=== Data shown ===

________________________________________

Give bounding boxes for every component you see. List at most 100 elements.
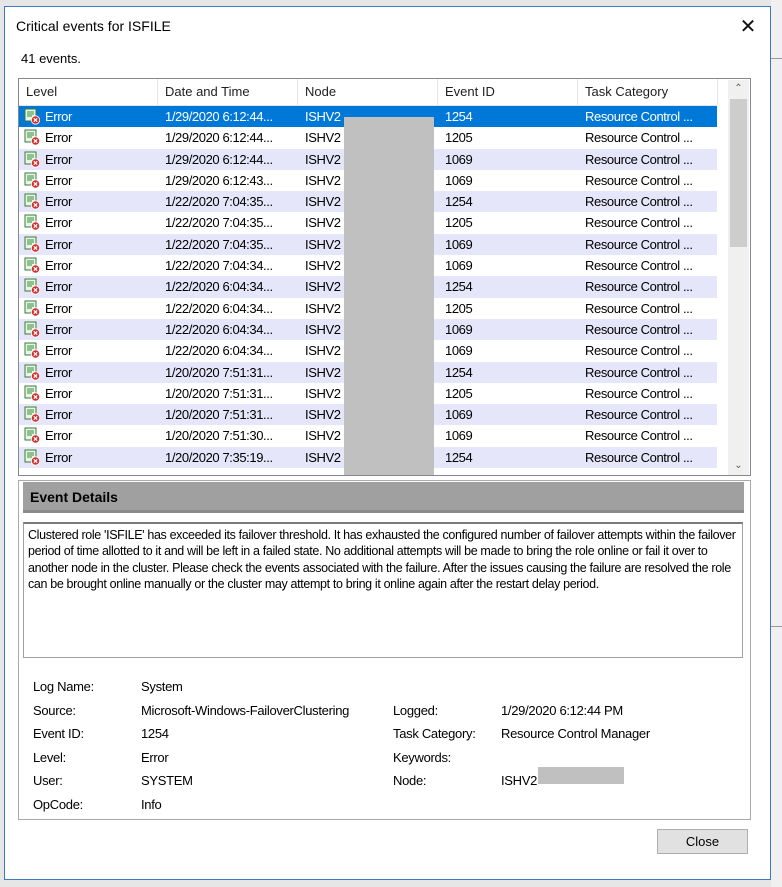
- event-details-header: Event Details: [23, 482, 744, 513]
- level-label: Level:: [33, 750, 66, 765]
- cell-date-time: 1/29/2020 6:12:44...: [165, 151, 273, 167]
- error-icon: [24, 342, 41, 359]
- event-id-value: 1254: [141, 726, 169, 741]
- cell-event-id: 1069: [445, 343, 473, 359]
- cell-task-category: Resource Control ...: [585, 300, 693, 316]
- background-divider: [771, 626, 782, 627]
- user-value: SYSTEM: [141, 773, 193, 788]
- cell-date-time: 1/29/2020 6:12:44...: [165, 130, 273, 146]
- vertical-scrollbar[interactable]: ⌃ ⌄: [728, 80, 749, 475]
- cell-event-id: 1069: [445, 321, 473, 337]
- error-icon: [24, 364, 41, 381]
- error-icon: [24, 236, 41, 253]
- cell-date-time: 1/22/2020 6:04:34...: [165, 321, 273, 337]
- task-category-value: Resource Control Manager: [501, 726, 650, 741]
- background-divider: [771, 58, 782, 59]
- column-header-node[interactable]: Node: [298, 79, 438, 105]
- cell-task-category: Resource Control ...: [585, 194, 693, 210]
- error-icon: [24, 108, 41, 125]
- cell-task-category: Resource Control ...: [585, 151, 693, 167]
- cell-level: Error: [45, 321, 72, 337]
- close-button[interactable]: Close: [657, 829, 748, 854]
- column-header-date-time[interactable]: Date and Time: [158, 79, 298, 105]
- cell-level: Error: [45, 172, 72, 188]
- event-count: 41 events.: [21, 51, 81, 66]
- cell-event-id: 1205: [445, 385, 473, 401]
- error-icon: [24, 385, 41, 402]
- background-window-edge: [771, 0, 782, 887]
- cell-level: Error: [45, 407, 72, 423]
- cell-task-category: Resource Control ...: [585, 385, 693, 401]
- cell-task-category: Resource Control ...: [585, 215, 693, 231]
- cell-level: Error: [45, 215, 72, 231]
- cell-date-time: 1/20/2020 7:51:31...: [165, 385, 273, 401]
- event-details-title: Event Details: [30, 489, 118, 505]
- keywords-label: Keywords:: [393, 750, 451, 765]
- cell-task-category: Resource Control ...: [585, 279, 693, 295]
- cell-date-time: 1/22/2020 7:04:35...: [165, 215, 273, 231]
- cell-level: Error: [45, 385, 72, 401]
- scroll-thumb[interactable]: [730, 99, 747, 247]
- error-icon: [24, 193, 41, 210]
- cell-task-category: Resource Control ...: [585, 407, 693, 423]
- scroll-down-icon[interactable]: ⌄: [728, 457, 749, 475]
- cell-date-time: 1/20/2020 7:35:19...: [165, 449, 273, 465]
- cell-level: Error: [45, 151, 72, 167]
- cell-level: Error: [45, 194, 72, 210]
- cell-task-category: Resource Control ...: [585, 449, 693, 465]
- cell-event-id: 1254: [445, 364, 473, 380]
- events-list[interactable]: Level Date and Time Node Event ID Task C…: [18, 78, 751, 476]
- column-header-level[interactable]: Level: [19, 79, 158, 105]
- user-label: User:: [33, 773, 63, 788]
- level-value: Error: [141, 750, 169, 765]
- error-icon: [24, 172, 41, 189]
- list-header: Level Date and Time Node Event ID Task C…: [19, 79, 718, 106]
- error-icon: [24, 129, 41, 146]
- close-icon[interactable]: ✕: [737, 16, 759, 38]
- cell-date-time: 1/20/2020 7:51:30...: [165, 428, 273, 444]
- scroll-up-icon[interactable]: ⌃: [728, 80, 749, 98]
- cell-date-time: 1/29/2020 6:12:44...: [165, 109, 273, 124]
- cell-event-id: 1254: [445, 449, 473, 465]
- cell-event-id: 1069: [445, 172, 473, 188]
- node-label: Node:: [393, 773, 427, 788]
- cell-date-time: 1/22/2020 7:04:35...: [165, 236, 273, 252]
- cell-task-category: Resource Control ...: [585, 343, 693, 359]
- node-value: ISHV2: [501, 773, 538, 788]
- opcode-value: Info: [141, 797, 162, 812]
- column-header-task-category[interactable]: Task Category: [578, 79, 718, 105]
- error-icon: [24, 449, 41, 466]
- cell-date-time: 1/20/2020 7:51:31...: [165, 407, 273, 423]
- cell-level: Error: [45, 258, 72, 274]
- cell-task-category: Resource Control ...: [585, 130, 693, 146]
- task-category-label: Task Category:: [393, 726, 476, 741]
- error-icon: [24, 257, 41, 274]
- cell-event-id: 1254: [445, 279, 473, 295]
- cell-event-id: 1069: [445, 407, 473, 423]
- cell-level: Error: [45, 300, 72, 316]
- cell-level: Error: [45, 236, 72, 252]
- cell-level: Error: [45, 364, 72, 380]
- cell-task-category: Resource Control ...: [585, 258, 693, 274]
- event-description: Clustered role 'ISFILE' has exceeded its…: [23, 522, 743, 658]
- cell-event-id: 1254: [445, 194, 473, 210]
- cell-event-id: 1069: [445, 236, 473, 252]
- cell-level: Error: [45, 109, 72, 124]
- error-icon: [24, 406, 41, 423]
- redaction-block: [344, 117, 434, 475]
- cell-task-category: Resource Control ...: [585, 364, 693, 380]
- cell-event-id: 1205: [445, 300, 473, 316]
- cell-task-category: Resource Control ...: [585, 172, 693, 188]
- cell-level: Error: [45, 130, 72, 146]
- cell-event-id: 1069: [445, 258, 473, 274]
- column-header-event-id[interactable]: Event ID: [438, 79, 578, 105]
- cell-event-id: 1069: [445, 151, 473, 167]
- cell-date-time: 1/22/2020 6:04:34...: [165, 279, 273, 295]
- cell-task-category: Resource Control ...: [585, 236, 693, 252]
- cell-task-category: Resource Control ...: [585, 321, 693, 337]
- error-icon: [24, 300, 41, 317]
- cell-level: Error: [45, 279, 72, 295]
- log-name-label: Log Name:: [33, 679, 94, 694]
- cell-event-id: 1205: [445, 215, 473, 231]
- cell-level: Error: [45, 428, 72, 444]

________________________________________

=== Written exercise ===
Reproduce every line of the records above word for word, leaving out the pictures.

=== Written reply ===
Give bounding boxes for every component you see. List at most 100 elements.
- event-details-header: Event Details: [23, 482, 744, 513]
- level-label: Level:: [33, 750, 66, 765]
- cell-date-time: 1/29/2020 6:12:44...: [165, 151, 273, 167]
- error-icon: [24, 342, 41, 359]
- event-id-value: 1254: [141, 726, 169, 741]
- cell-event-id: 1069: [445, 343, 473, 359]
- cell-task-category: Resource Control ...: [585, 300, 693, 316]
- background-divider: [771, 626, 782, 627]
- user-value: SYSTEM: [141, 773, 193, 788]
- cell-date-time: 1/29/2020 6:12:44...: [165, 130, 273, 146]
- vertical-scrollbar[interactable]: ⌃ ⌄: [728, 80, 749, 475]
- cell-event-id: 1069: [445, 321, 473, 337]
- error-icon: [24, 364, 41, 381]
- error-icon: [24, 236, 41, 253]
- cell-date-time: 1/22/2020 6:04:34...: [165, 321, 273, 337]
- task-category-value: Resource Control Manager: [501, 726, 650, 741]
- background-divider: [771, 58, 782, 59]
- column-header-node[interactable]: Node: [298, 79, 438, 105]
- cell-task-category: Resource Control ...: [585, 194, 693, 210]
- error-icon: [24, 108, 41, 125]
- cell-task-category: Resource Control ...: [585, 151, 693, 167]
- cell-level: Error: [45, 321, 72, 337]
- close-button[interactable]: Close: [657, 829, 748, 854]
- column-header-date-time[interactable]: Date and Time: [158, 79, 298, 105]
- cell-level: Error: [45, 172, 72, 188]
- event-count: 41 events.: [21, 51, 81, 66]
- cell-event-id: 1205: [445, 385, 473, 401]
- error-icon: [24, 385, 41, 402]
- background-window-edge: [771, 0, 782, 887]
- cell-level: Error: [45, 407, 72, 423]
- cell-task-category: Resource Control ...: [585, 385, 693, 401]
- cell-task-category: Resource Control ...: [585, 215, 693, 231]
- cell-level: Error: [45, 215, 72, 231]
- cell-date-time: 1/20/2020 7:51:31...: [165, 385, 273, 401]
- event-details-title: Event Details: [30, 489, 118, 505]
- keywords-label: Keywords:: [393, 750, 451, 765]
- cell-task-category: Resource Control ...: [585, 279, 693, 295]
- cell-date-time: 1/22/2020 7:04:35...: [165, 215, 273, 231]
- cell-level: Error: [45, 385, 72, 401]
- scroll-thumb[interactable]: [730, 99, 747, 247]
- error-icon: [24, 193, 41, 210]
- cell-task-category: Resource Control ...: [585, 407, 693, 423]
- scroll-down-icon[interactable]: ⌄: [728, 457, 749, 475]
- cell-date-time: 1/20/2020 7:35:19...: [165, 449, 273, 465]
- cell-level: Error: [45, 151, 72, 167]
- cell-level: Error: [45, 194, 72, 210]
- cell-task-category: Resource Control ...: [585, 449, 693, 465]
- cell-event-id: 1254: [445, 364, 473, 380]
- events-list[interactable]: Level Date and Time Node Event ID Task C…: [18, 78, 751, 476]
- column-header-level[interactable]: Level: [19, 79, 158, 105]
- user-label: User:: [33, 773, 63, 788]
- level-value: Error: [141, 750, 169, 765]
- error-icon: [24, 172, 41, 189]
- list-header: Level Date and Time Node Event ID Task C…: [19, 79, 718, 106]
- error-icon: [24, 129, 41, 146]
- close-icon[interactable]: ✕: [737, 16, 759, 38]
- cell-date-time: 1/20/2020 7:51:30...: [165, 428, 273, 444]
- scroll-up-icon[interactable]: ⌃: [728, 80, 749, 98]
- cell-date-time: 1/29/2020 6:12:44...: [165, 109, 273, 124]
- cell-event-id: 1254: [445, 449, 473, 465]
- cell-event-id: 1069: [445, 172, 473, 188]
- node-label: Node:: [393, 773, 427, 788]
- cell-date-time: 1/22/2020 7:04:35...: [165, 236, 273, 252]
- cell-task-category: Resource Control ...: [585, 343, 693, 359]
- node-value: ISHV2: [501, 773, 538, 788]
- opcode-value: Info: [141, 797, 162, 812]
- column-header-task-category[interactable]: Task Category: [578, 79, 718, 105]
- error-icon: [24, 449, 41, 466]
- cell-date-time: 1/20/2020 7:51:31...: [165, 407, 273, 423]
- cell-level: Error: [45, 258, 72, 274]
- cell-task-category: Resource Control ...: [585, 130, 693, 146]
- task-category-label: Task Category:: [393, 726, 476, 741]
- error-icon: [24, 257, 41, 274]
- cell-event-id: 1254: [445, 279, 473, 295]
- cell-event-id: 1069: [445, 407, 473, 423]
- cell-level: Error: [45, 300, 72, 316]
- cell-level: Error: [45, 236, 72, 252]
- cell-level: Error: [45, 364, 72, 380]
- cell-task-category: Resource Control ...: [585, 258, 693, 274]
- event-description: Clustered role 'ISFILE' has exceeded its…: [23, 522, 743, 658]
- cell-event-id: 1254: [445, 194, 473, 210]
- cell-event-id: 1069: [445, 236, 473, 252]
- cell-level: Error: [45, 109, 72, 124]
- error-icon: [24, 406, 41, 423]
- redaction-block: [344, 117, 434, 475]
- cell-task-category: Resource Control ...: [585, 364, 693, 380]
- cell-event-id: 1205: [445, 300, 473, 316]
- cell-task-category: Resource Control ...: [585, 172, 693, 188]
- cell-level: Error: [45, 130, 72, 146]
- cell-event-id: 1069: [445, 258, 473, 274]
- column-header-event-id[interactable]: Event ID: [438, 79, 578, 105]
- cell-event-id: 1069: [445, 151, 473, 167]
- cell-date-time: 1/22/2020 6:04:34...: [165, 279, 273, 295]
- cell-task-category: Resource Control ...: [585, 236, 693, 252]
- cell-task-category: Resource Control ...: [585, 321, 693, 337]
- error-icon: [24, 300, 41, 317]
- cell-level: Error: [45, 279, 72, 295]
- log-name-label: Log Name:: [33, 679, 94, 694]
- cell-event-id: 1205: [445, 215, 473, 231]
- cell-level: Error: [45, 428, 72, 444]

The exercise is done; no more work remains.